[EXERCISE OBJECTIVE]
Where a line of the data below has the string "ideal", copy that line.

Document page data
===============

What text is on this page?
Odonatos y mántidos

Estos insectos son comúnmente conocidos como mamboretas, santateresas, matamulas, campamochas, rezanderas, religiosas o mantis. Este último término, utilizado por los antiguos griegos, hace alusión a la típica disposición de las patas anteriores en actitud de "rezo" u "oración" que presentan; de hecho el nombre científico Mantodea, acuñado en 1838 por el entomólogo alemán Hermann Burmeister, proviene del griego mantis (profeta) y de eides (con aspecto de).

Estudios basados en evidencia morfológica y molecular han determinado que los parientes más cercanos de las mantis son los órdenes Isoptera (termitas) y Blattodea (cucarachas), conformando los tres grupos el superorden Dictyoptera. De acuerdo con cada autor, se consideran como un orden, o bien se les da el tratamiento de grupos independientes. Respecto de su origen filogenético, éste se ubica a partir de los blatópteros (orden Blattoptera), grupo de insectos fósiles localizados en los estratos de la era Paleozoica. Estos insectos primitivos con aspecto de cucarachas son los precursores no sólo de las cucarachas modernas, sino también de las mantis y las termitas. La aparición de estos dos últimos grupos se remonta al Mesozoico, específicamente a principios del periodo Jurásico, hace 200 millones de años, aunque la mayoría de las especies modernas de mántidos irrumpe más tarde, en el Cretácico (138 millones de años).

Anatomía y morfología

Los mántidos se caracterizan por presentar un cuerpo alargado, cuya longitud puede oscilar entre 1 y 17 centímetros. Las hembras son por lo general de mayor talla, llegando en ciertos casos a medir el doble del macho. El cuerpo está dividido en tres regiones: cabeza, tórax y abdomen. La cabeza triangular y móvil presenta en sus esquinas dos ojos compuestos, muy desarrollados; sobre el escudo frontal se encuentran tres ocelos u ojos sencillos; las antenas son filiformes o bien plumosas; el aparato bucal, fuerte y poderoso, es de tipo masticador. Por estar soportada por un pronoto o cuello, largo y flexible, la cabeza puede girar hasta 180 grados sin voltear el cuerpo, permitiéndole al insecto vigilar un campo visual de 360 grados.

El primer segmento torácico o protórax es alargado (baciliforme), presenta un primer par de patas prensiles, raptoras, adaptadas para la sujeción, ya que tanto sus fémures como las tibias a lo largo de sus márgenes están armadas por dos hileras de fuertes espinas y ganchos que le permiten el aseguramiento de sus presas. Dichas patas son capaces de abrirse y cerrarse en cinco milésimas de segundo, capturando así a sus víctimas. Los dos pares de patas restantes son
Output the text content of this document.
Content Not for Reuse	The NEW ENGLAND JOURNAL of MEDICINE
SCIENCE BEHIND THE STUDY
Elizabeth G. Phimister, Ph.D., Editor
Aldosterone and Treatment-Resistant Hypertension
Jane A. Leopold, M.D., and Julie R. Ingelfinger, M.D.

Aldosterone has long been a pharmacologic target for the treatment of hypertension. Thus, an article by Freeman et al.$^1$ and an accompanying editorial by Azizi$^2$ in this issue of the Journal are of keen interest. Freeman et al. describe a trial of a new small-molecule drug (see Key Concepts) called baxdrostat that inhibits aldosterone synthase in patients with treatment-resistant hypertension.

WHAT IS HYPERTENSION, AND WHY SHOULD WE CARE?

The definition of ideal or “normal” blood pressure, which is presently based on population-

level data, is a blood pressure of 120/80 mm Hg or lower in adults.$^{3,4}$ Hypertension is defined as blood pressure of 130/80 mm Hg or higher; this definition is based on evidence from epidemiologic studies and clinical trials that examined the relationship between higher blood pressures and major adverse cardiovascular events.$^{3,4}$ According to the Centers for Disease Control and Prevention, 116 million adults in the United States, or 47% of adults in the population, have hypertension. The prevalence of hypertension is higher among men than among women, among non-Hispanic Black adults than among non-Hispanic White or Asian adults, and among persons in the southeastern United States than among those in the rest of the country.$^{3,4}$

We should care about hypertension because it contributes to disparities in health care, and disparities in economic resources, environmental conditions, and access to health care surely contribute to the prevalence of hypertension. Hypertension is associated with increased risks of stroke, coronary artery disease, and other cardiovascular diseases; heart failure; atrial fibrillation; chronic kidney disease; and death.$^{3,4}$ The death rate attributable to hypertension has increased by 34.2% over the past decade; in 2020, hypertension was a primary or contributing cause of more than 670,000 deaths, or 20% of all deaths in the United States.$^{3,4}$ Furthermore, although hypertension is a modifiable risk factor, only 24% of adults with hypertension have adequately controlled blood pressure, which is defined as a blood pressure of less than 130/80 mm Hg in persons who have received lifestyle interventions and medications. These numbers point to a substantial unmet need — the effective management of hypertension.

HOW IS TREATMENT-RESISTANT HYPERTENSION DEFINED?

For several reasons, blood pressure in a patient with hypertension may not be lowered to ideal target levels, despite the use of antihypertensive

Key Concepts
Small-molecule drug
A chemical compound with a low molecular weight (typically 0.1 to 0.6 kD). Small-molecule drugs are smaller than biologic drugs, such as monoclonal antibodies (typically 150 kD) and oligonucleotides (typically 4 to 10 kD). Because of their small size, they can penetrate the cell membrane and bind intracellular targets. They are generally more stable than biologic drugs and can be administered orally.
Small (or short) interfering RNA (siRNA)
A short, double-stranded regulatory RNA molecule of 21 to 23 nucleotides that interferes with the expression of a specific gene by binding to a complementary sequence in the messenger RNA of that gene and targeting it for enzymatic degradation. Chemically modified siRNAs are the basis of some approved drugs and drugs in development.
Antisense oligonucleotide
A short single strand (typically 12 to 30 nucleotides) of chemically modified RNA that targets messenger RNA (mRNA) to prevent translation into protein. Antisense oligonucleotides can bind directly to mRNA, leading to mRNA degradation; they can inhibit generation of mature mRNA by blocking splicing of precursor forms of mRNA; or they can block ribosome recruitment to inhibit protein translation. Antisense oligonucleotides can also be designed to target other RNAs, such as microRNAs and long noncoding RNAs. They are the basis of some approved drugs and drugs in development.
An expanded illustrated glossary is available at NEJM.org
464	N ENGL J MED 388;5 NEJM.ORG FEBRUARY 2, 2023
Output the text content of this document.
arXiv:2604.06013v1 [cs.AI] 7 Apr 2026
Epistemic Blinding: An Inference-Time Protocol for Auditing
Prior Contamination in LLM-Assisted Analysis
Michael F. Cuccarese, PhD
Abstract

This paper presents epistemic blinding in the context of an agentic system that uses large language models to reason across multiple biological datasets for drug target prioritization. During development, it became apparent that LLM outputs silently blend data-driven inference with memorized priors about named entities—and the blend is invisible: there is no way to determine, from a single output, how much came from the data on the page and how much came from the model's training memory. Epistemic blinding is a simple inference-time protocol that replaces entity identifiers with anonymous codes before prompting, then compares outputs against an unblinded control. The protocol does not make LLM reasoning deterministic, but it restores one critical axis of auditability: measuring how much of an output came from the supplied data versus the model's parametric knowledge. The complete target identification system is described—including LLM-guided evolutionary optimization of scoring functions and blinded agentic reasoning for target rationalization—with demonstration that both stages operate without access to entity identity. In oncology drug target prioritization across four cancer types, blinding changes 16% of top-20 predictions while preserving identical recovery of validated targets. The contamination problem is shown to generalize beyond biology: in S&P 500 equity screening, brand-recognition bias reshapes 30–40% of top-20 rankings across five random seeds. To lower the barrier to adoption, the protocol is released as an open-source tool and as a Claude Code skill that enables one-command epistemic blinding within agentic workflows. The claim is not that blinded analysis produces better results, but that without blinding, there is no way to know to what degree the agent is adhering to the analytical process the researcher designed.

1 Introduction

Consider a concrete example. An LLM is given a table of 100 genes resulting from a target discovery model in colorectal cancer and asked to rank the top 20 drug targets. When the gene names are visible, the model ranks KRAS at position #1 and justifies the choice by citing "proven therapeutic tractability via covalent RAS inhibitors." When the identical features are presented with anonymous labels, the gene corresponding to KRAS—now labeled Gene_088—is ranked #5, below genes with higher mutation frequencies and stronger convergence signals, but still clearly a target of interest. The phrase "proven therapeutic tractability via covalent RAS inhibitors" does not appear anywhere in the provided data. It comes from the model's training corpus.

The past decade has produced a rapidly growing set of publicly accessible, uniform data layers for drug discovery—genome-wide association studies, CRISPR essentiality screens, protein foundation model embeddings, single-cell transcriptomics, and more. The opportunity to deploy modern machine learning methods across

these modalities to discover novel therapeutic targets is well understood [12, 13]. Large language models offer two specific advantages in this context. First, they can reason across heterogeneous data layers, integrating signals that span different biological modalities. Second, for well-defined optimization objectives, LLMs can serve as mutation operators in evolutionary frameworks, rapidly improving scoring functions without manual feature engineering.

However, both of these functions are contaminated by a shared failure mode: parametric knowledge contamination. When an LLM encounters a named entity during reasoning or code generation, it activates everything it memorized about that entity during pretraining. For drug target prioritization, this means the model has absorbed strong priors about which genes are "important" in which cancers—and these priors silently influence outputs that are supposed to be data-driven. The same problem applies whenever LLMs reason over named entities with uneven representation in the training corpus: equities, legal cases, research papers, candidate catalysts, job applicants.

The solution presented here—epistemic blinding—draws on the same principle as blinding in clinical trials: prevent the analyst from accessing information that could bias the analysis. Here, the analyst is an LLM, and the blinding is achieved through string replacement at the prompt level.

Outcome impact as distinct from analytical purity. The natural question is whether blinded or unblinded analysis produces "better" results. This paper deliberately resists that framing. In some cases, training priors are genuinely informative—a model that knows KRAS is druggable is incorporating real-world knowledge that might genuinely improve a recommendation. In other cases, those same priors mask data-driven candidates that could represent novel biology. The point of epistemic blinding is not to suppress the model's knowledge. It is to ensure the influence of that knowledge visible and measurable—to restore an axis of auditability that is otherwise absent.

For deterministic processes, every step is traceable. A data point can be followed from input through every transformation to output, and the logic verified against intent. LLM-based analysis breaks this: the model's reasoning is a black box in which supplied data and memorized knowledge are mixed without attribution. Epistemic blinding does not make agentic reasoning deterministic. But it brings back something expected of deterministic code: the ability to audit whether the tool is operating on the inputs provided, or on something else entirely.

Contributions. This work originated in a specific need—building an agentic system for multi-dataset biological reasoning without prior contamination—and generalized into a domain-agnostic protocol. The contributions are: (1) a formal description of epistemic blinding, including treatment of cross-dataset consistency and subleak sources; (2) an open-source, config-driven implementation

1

===============

[PROBLEM SOLUTION]
The definition of ideal or “normal” blood pressure, which is presently based on population-
For several reasons, blood pressure in a patient with hypertension may not be lowered to ideal target levels, despite the use of antihypertensive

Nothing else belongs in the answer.